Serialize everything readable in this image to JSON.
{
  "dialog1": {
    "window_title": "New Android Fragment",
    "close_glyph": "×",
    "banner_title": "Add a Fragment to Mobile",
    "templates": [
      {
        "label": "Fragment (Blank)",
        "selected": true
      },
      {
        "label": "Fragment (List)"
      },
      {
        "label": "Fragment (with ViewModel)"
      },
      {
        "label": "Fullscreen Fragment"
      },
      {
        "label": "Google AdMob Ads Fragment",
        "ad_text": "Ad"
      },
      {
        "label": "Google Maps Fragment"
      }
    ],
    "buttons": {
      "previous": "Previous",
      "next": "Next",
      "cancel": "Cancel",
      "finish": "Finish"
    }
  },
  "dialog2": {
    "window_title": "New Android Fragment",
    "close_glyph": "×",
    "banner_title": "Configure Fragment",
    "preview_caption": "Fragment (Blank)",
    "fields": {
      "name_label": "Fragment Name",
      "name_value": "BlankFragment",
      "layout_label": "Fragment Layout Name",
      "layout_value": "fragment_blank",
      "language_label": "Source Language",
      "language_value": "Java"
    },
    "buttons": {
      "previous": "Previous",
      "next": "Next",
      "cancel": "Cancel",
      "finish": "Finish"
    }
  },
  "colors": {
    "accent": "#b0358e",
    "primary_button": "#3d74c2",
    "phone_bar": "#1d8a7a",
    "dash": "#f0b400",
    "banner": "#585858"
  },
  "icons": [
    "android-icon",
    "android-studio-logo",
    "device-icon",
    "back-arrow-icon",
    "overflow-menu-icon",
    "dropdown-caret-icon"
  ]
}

##########

#### Exercise objective:
Tally the lines of the listing that include "Google". Reply with nothing but the count.

#### Reply to the exercise:
2